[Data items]
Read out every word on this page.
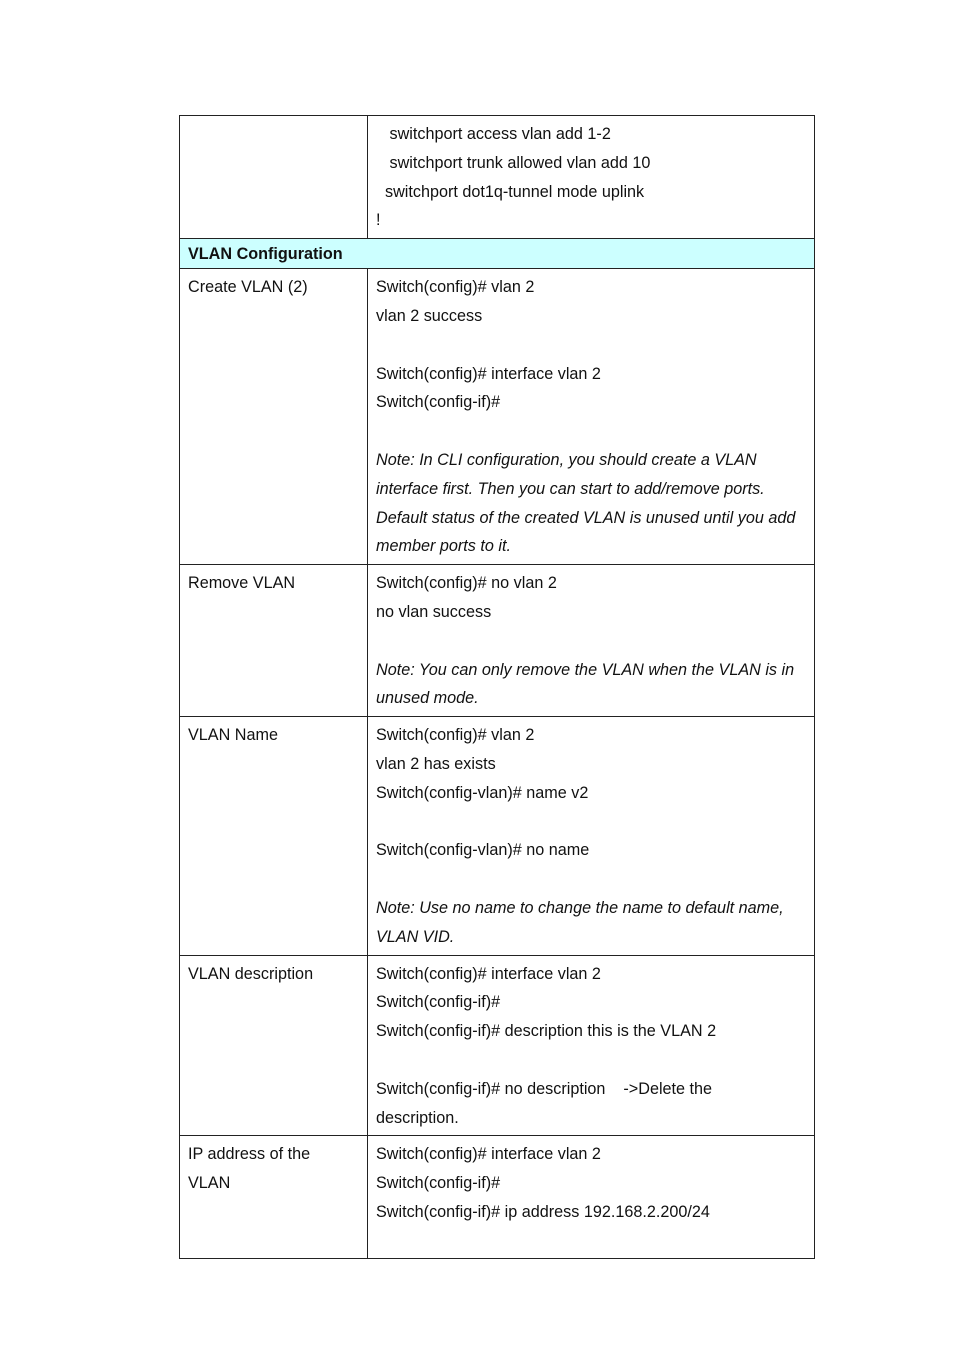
	switchport access vlan add 1-2
switchport trunk allowed vlan add 10
switchport dot1q-tunnel mode uplink
!

VLAN Configuration	

Create VLAN (2)	Switch(config)# vlan 2
vlan 2 success
Switch(config)# interface vlan 2
Switch(config-if)#
Note: In CLI configuration, you should create a VLAN interface first. Then you can start to add/remove ports. Default status of the created VLAN is unused until you add member ports to it.

Remove VLAN	Switch(config)# no vlan 2
no vlan success
Note: You can only remove the VLAN when the VLAN is in unused mode.

VLAN Name	Switch(config)# vlan 2
vlan 2 has exists
Switch(config-vlan)# name v2
Switch(config-vlan)# no name
Note: Use no name to change the name to default name, VLAN VID.

VLAN description	Switch(config)# interface vlan 2
Switch(config-if)#
Switch(config-if)# description this is the VLAN 2
Switch(config-if)# no description    ->Delete the
description.

IP address of the
VLAN	Switch(config)# interface vlan 2
Switch(config-if)#
Switch(config-if)# ip address 192.168.2.200/24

# [Your task]
The entries above should be reproduced exactly, without their pictures.

# [Answer in full]
Read out every word on this page.
	switchport access vlan add 1-2
switchport trunk allowed vlan add 10
switchport dot1q-tunnel mode uplink
!

VLAN Configuration	

Create VLAN (2)	Switch(config)# vlan 2
vlan 2 success
Switch(config)# interface vlan 2
Switch(config-if)#
Note: In CLI configuration, you should create a VLAN interface first. Then you can start to add/remove ports. Default status of the created VLAN is unused until you add member ports to it.

Remove VLAN	Switch(config)# no vlan 2
no vlan success
Note: You can only remove the VLAN when the VLAN is in unused mode.

VLAN Name	Switch(config)# vlan 2
vlan 2 has exists
Switch(config-vlan)# name v2
Switch(config-vlan)# no name
Note: Use no name to change the name to default name, VLAN VID.

VLAN description	Switch(config)# interface vlan 2
Switch(config-if)#
Switch(config-if)# description this is the VLAN 2
Switch(config-if)# no description    ->Delete the
description.

IP address of the
VLAN	Switch(config)# interface vlan 2
Switch(config-if)#
Switch(config-if)# ip address 192.168.2.200/24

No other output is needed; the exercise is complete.